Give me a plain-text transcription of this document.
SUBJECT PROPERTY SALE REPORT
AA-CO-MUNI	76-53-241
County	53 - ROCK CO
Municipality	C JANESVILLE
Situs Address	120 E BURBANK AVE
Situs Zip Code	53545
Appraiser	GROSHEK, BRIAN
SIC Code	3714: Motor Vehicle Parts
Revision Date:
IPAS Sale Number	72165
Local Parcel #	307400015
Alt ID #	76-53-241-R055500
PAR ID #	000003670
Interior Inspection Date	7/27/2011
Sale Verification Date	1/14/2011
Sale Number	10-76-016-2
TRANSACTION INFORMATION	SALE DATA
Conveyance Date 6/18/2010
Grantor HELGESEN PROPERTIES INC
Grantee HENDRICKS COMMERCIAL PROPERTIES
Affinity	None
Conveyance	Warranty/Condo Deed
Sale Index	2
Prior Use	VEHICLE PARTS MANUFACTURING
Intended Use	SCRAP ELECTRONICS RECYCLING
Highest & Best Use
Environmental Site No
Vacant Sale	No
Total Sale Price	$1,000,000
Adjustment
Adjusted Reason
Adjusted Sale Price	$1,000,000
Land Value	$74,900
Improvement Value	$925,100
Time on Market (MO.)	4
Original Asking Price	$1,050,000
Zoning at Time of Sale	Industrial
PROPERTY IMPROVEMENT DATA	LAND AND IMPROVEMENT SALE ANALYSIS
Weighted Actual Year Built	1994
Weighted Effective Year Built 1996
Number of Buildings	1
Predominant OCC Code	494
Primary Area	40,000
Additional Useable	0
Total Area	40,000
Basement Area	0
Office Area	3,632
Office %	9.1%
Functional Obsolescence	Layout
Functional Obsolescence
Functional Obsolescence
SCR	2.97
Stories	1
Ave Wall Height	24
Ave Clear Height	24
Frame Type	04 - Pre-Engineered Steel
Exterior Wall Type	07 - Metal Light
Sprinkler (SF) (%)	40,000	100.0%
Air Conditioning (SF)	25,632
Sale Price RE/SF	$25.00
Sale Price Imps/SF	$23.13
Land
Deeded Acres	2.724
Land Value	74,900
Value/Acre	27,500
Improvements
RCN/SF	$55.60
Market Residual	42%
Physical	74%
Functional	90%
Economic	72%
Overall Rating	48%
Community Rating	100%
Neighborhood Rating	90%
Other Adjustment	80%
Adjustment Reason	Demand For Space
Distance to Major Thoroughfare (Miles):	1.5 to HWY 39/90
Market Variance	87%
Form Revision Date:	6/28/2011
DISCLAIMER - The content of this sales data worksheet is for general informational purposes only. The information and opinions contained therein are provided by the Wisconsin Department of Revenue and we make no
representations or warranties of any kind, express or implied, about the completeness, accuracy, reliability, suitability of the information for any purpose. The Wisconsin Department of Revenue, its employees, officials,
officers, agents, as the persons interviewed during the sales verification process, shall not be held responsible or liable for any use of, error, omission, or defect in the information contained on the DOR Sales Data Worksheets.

## Exercise
Count how many lines include the string "Wall". Nothing but the number is needed.

## Result of the task
2